Data to use:
— START —

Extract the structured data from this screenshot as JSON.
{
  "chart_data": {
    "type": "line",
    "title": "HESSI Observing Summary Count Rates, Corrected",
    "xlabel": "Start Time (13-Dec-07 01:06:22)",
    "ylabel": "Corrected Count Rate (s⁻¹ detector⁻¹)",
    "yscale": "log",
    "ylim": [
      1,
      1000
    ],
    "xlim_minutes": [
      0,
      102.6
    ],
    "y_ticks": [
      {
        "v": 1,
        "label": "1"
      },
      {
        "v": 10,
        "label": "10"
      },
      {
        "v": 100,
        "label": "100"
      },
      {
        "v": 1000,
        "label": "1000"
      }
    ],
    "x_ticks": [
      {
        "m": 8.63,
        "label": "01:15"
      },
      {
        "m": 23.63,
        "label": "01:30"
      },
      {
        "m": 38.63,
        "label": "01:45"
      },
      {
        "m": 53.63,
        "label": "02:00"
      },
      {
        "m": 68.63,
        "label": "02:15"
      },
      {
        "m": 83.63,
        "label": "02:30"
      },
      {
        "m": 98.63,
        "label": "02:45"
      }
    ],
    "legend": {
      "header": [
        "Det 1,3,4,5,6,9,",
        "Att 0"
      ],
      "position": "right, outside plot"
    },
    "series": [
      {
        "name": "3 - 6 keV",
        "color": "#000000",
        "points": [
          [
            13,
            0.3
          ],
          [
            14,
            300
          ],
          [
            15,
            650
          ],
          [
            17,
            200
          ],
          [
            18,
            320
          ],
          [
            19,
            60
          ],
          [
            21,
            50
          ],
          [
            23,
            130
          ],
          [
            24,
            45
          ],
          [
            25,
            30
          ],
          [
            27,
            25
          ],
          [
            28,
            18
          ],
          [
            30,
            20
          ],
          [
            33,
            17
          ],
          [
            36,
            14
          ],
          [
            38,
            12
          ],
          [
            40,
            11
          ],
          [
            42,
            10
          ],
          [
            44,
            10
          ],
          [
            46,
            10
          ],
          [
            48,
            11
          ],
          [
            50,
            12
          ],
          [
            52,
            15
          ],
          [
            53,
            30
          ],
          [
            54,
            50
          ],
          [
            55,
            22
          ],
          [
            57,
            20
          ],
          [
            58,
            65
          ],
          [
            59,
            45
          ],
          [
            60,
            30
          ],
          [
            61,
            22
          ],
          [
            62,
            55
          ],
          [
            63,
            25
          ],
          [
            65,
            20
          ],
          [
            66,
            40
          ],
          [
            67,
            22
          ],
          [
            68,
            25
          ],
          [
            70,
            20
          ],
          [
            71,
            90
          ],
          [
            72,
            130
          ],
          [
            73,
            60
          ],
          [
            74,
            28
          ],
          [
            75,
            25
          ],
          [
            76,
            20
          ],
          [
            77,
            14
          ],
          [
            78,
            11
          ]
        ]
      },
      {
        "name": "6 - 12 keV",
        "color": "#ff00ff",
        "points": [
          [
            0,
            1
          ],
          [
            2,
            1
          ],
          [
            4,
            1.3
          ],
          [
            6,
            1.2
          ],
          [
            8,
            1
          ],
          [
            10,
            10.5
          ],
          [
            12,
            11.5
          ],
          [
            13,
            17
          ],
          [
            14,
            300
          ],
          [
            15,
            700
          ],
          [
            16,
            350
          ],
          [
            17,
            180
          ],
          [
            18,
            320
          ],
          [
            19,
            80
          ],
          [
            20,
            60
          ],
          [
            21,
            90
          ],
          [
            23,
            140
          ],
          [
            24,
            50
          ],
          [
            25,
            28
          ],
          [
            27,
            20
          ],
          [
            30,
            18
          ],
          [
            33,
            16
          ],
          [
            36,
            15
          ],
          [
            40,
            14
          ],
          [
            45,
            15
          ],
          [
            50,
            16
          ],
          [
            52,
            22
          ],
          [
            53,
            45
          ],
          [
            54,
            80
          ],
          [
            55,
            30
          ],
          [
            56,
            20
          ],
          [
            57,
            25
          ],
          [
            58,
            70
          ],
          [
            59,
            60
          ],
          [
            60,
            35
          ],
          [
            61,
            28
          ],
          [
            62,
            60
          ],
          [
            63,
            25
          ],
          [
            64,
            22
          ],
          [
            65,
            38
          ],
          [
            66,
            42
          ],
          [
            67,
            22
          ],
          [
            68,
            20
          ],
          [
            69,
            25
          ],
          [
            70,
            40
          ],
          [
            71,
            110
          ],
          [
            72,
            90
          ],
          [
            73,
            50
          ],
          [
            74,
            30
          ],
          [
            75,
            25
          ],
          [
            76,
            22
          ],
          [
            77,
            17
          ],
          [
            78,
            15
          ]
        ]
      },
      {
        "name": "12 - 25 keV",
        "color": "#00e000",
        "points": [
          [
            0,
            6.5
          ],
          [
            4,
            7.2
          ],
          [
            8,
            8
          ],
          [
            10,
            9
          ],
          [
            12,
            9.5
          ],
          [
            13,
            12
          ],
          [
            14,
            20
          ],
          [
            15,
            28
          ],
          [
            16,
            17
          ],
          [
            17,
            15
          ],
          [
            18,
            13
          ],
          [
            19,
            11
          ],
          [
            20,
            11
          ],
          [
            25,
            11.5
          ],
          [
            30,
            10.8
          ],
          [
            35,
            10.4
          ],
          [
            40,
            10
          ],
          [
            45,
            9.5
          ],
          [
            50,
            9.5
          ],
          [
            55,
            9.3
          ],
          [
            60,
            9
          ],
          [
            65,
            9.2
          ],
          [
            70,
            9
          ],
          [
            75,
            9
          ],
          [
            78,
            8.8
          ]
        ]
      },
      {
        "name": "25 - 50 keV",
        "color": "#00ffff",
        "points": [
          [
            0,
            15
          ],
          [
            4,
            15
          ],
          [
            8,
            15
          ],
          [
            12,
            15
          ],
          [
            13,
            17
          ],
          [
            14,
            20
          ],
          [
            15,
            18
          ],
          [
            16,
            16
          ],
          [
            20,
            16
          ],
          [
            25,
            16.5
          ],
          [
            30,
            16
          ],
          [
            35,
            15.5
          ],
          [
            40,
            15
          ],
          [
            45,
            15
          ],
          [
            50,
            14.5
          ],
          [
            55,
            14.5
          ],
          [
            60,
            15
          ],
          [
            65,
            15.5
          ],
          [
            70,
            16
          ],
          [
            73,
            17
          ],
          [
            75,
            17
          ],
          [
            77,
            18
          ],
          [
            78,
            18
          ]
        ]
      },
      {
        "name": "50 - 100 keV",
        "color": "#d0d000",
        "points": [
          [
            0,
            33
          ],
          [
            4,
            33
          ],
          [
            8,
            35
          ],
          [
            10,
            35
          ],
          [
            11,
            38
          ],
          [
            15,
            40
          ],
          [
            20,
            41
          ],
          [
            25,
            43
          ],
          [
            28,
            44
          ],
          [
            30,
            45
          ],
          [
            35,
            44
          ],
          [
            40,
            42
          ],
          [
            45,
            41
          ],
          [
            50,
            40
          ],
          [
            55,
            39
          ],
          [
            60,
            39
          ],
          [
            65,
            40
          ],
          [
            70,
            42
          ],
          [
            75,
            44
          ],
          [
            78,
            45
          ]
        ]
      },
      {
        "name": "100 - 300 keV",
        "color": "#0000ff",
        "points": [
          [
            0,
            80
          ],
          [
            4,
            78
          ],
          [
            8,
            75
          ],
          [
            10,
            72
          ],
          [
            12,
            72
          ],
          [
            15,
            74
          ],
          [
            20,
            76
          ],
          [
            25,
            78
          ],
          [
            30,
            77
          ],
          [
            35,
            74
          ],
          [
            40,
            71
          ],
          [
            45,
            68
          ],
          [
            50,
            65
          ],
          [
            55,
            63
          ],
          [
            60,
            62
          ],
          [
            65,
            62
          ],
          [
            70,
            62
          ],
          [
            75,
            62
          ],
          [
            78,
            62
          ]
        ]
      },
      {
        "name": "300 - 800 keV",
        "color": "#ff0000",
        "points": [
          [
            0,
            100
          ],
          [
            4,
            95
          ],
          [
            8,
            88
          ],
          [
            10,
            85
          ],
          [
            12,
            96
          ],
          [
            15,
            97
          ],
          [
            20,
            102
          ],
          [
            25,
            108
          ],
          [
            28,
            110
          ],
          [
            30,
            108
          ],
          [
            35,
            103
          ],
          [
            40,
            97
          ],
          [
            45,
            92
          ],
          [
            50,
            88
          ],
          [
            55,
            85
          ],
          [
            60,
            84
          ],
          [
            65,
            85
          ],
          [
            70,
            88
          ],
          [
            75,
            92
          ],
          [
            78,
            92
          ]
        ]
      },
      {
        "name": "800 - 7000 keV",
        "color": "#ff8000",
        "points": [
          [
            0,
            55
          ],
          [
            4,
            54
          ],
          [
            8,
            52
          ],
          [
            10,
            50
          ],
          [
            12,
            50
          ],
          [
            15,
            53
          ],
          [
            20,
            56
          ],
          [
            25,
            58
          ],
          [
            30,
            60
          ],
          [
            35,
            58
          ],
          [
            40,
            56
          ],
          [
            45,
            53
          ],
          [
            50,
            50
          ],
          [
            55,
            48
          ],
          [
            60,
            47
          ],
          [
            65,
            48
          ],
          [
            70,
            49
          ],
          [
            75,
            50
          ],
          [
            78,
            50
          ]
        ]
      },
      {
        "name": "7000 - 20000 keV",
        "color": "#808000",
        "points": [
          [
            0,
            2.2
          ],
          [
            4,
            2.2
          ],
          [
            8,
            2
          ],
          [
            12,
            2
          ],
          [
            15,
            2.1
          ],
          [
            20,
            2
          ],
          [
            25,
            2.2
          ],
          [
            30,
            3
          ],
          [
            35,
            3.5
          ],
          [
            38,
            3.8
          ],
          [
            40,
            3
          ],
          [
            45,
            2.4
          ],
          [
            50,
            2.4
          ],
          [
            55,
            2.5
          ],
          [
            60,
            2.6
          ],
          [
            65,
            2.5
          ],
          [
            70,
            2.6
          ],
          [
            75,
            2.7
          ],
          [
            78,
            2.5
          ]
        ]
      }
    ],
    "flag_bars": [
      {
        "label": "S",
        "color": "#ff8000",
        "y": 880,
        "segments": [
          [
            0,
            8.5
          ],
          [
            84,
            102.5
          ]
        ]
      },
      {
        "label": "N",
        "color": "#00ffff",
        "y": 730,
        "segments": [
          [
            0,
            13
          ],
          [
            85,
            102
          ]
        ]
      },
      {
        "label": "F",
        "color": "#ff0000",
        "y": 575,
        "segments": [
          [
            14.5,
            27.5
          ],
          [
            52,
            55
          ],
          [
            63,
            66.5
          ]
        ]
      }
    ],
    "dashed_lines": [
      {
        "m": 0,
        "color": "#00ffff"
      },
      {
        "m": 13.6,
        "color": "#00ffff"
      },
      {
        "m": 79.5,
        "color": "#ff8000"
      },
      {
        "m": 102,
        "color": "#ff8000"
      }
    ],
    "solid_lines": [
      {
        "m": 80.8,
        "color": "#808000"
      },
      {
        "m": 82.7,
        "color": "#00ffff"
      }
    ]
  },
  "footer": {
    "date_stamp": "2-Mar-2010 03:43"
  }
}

— END —

Work to be completed:
All lines above with "Corrected" in them should be returned.

Exercise solution:
    "title": "HESSI Observing Summary Count Rates, Corrected",
    "ylabel": "Corrected Count Rate (s⁻¹ detector⁻¹)",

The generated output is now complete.